Copy every entry word for word, but skip the pictures.

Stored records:
## BEGIN

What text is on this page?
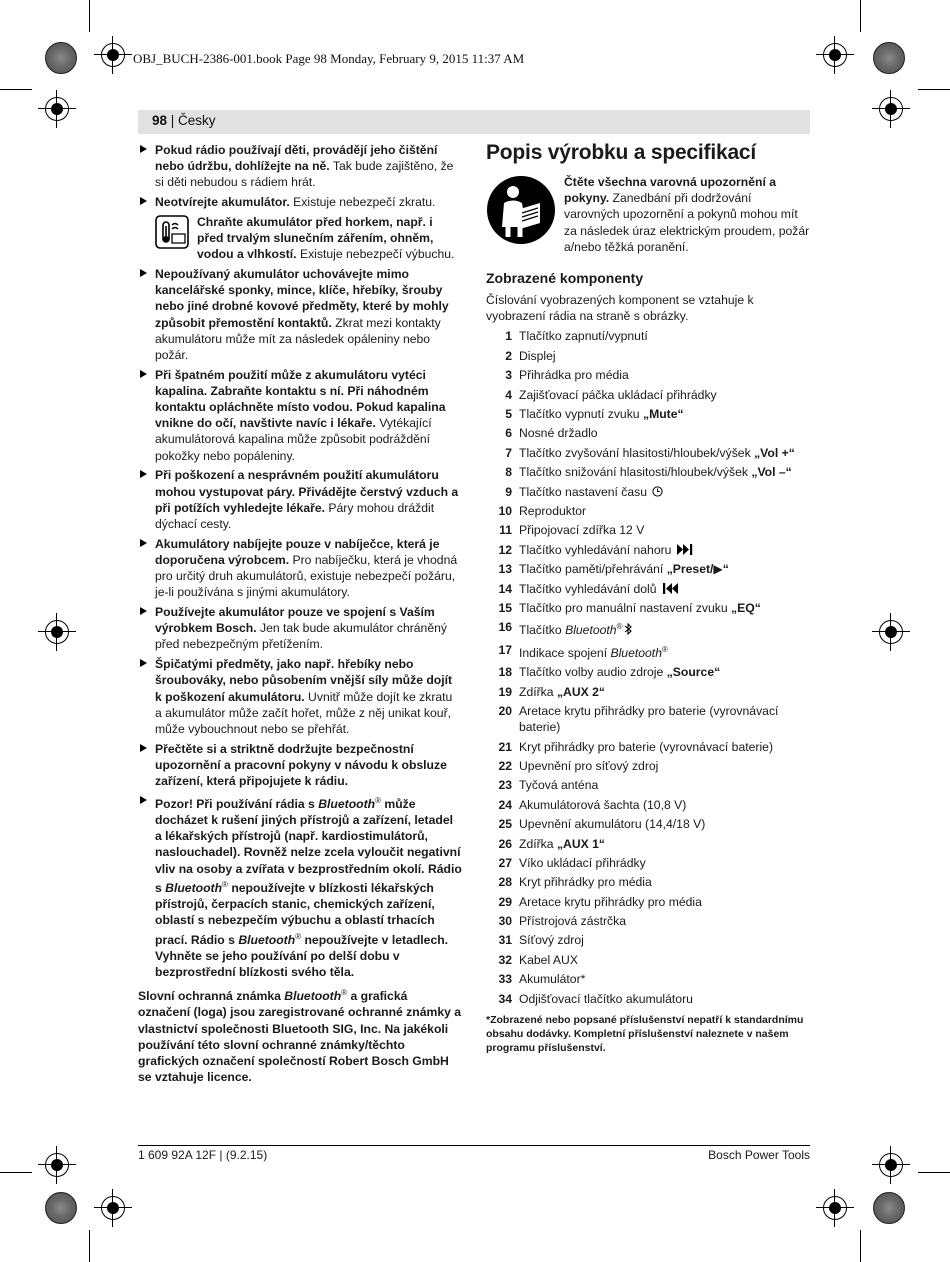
OBJ_BUCH-2386-001.book Page 98 Monday, February 9, 2015 11:37 AM
98 | Česky
Pokud rádio používají děti, provádějí jeho čištění nebo údržbu, dohlížejte na ně. Tak bude zajištěno, že si děti nebudou s rádiem hrát.
Neotvírejte akumulátor. Existuje nebezpečí zkratu.
Chraňte akumulátor před horkem, např. i před trvalým slunečním zářením, ohněm, vodou a vlhkostí. Existuje nebezpečí výbuchu.
Nepoužívaný akumulátor uchovávejte mimo kancelářské sponky, mince, klíče, hřebíky, šrouby nebo jiné drobné kovové předměty, které by mohly způsobit přemostění kontaktů. Zkrat mezi kontakty akumulátoru může mít za následek opáleniny nebo požár.
Při špatném použití může z akumulátoru vytéci kapalina. Zabraňte kontaktu s ní. Při náhodném kontaktu opláchněte místo vodou. Pokud kapalina vnikne do očí, navštivte navíc i lékaře. Vytékající akumulátorová kapalina může způsobit podráždění pokožky nebo popáleniny.
Při poškození a nesprávném použití akumulátoru mohou vystupovat páry. Přivádějte čerstvý vzduch a při potížích vyhledejte lékaře. Páry mohou dráždit dýchací cesty.
Akumulátory nabíjejte pouze v nabíječce, která je doporučena výrobcem. Pro nabíječku, která je vhodná pro určitý druh akumulátorů, existuje nebezpečí požáru, je-li používána s jinými akumulátory.
Používejte akumulátor pouze ve spojení s Vaším výrobkem Bosch. Jen tak bude akumulátor chráněný před nebezpečným přetížením.
Špičatými předměty, jako např. hřebíky nebo šroubováky, nebo působením vnější síly může dojít k poškození akumulátoru. Uvnitř může dojít ke zkratu a akumulátor může začít hořet, může z něj unikat kouř, může vybouchnout nebo se přehřát.
Přečtěte si a striktně dodržujte bezpečnostní upozornění a pracovní pokyny v návodu k obsluze zařízení, která připojujete k rádiu.
Pozor! Při používání rádia s Bluetooth® může docházet k rušení jiných přístrojů a zařízení, letadel a lékařských přístrojů (např. kardiostimulátorů, naslouchadel). Rovněž nelze zcela vyloučit negativní vliv na osoby a zvířata v bezprostředním okolí. Rádio s Bluetooth® nepoužívejte v blízkosti lékařských přístrojů, čerpacích stanic, chemických zařízení, oblastí s nebezpečím výbuchu a oblastí trhacích prací. Rádio s Bluetooth® nepoužívejte v letadlech. Vyhněte se jeho používání po delší dobu v bezprostřední blízkosti svého těla.
Slovní ochranná známka Bluetooth® a grafická označení (loga) jsou zaregistrované ochranné známky a vlastnictví společnosti Bluetooth SIG, Inc. Na jakékoli používání této slovní ochranné známky/těchto grafických označení společností Robert Bosch GmbH se vztahuje licence.
Popis výrobku a specifikací
Čtěte všechna varovná upozornění a pokyny. Zanedbání při dodržování varovných upozornění a pokynů mohou mít za následek úraz elektrickým proudem, požár a/nebo těžká poranění.
Zobrazené komponenty
Číslování vyobrazených komponent se vztahuje k vyobrazení rádia na straně s obrázky.
1 Tlačítko zapnutí/vypnutí
2 Displej
3 Přihrádka pro média
4 Zajišťovací páčka ukládací přihrádky
5 Tlačítko vypnutí zvuku „Mute“
6 Nosné držadlo
7 Tlačítko zvyšování hlasitosti/hloubek/výšek „Vol +“
8 Tlačítko snižování hlasitosti/hloubek/výšek „Vol –“
9 Tlačítko nastavení času
10 Reproduktor
11 Připojovací zdířka 12 V
12 Tlačítko vyhledávání nahoru
13 Tlačítko paměti/přehrávání „Preset/▶“
14 Tlačítko vyhledávání dolů
15 Tlačítko pro manuální nastavení zvuku „EQ“
16 Tlačítko Bluetooth®
17 Indikace spojení Bluetooth®
18 Tlačítko volby audio zdroje „Source“
19 Zdířka „AUX 2“
20 Aretace krytu přihrádky pro baterie (vyrovnávací baterie)
21 Kryt přihrádky pro baterie (vyrovnávací baterie)
22 Upevnění pro síťový zdroj
23 Tyčová anténa
24 Akumulátorová šachta (10,8 V)
25 Upevnění akumulátoru (14,4/18 V)
26 Zdířka „AUX 1“
27 Víko ukládací přihrádky
28 Kryt přihrádky pro média
29 Aretace krytu přihrádky pro média
30 Přístrojová zástrčka
31 Síťový zdroj
32 Kabel AUX
33 Akumulátor*
34 Odjišťovací tlačítko akumulátoru
*Zobrazené nebo popsané příslušenství nepatří k standardnímu obsahu dodávky. Kompletní příslušenství naleznete v našem programu příslušenství.
1 609 92A 12F | (9.2.15)	Bosch Power Tools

## END

_Problem solution_.
What text is on this page?
OBJ_BUCH-2386-001.book Page 98 Monday, February 9, 2015 11:37 AM
98 | Česky
Pokud rádio používají děti, provádějí jeho čištění nebo údržbu, dohlížejte na ně. Tak bude zajištěno, že si děti nebudou s rádiem hrát.
Neotvírejte akumulátor. Existuje nebezpečí zkratu.
Chraňte akumulátor před horkem, např. i před trvalým slunečním zářením, ohněm, vodou a vlhkostí. Existuje nebezpečí výbuchu.
Nepoužívaný akumulátor uchovávejte mimo kancelářské sponky, mince, klíče, hřebíky, šrouby nebo jiné drobné kovové předměty, které by mohly způsobit přemostění kontaktů. Zkrat mezi kontakty akumulátoru může mít za následek opáleniny nebo požár.
Při špatném použití může z akumulátoru vytéci kapalina. Zabraňte kontaktu s ní. Při náhodném kontaktu opláchněte místo vodou. Pokud kapalina vnikne do očí, navštivte navíc i lékaře. Vytékající akumulátorová kapalina může způsobit podráždění pokožky nebo popáleniny.
Při poškození a nesprávném použití akumulátoru mohou vystupovat páry. Přivádějte čerstvý vzduch a při potížích vyhledejte lékaře. Páry mohou dráždit dýchací cesty.
Akumulátory nabíjejte pouze v nabíječce, která je doporučena výrobcem. Pro nabíječku, která je vhodná pro určitý druh akumulátorů, existuje nebezpečí požáru, je-li používána s jinými akumulátory.
Používejte akumulátor pouze ve spojení s Vaším výrobkem Bosch. Jen tak bude akumulátor chráněný před nebezpečným přetížením.
Špičatými předměty, jako např. hřebíky nebo šroubováky, nebo působením vnější síly může dojít k poškození akumulátoru. Uvnitř může dojít ke zkratu a akumulátor může začít hořet, může z něj unikat kouř, může vybouchnout nebo se přehřát.
Přečtěte si a striktně dodržujte bezpečnostní upozornění a pracovní pokyny v návodu k obsluze zařízení, která připojujete k rádiu.
Pozor! Při používání rádia s Bluetooth® může docházet k rušení jiných přístrojů a zařízení, letadel a lékařských přístrojů (např. kardiostimulátorů, naslouchadel). Rovněž nelze zcela vyloučit negativní vliv na osoby a zvířata v bezprostředním okolí. Rádio s Bluetooth® nepoužívejte v blízkosti lékařských přístrojů, čerpacích stanic, chemických zařízení, oblastí s nebezpečím výbuchu a oblastí trhacích prací. Rádio s Bluetooth® nepoužívejte v letadlech. Vyhněte se jeho používání po delší dobu v bezprostřední blízkosti svého těla.
Slovní ochranná známka Bluetooth® a grafická označení (loga) jsou zaregistrované ochranné známky a vlastnictví společnosti Bluetooth SIG, Inc. Na jakékoli používání této slovní ochranné známky/těchto grafických označení společností Robert Bosch GmbH se vztahuje licence.
Popis výrobku a specifikací
Čtěte všechna varovná upozornění a pokyny. Zanedbání při dodržování varovných upozornění a pokynů mohou mít za následek úraz elektrickým proudem, požár a/nebo těžká poranění.
Zobrazené komponenty
Číslování vyobrazených komponent se vztahuje k vyobrazení rádia na straně s obrázky.
1 Tlačítko zapnutí/vypnutí
2 Displej
3 Přihrádka pro média
4 Zajišťovací páčka ukládací přihrádky
5 Tlačítko vypnutí zvuku „Mute“
6 Nosné držadlo
7 Tlačítko zvyšování hlasitosti/hloubek/výšek „Vol +“
8 Tlačítko snižování hlasitosti/hloubek/výšek „Vol –“
9 Tlačítko nastavení času
10 Reproduktor
11 Připojovací zdířka 12 V
12 Tlačítko vyhledávání nahoru
13 Tlačítko paměti/přehrávání „Preset/▶“
14 Tlačítko vyhledávání dolů
15 Tlačítko pro manuální nastavení zvuku „EQ“
16 Tlačítko Bluetooth®
17 Indikace spojení Bluetooth®
18 Tlačítko volby audio zdroje „Source“
19 Zdířka „AUX 2“
20 Aretace krytu přihrádky pro baterie (vyrovnávací baterie)
21 Kryt přihrádky pro baterie (vyrovnávací baterie)
22 Upevnění pro síťový zdroj
23 Tyčová anténa
24 Akumulátorová šachta (10,8 V)
25 Upevnění akumulátoru (14,4/18 V)
26 Zdířka „AUX 1“
27 Víko ukládací přihrádky
28 Kryt přihrádky pro média
29 Aretace krytu přihrádky pro média
30 Přístrojová zástrčka
31 Síťový zdroj
32 Kabel AUX
33 Akumulátor*
34 Odjišťovací tlačítko akumulátoru
*Zobrazené nebo popsané příslušenství nepatří k standardnímu obsahu dodávky. Kompletní příslušenství naleznete v našem programu příslušenství.
1 609 92A 12F | (9.2.15)	Bosch Power Tools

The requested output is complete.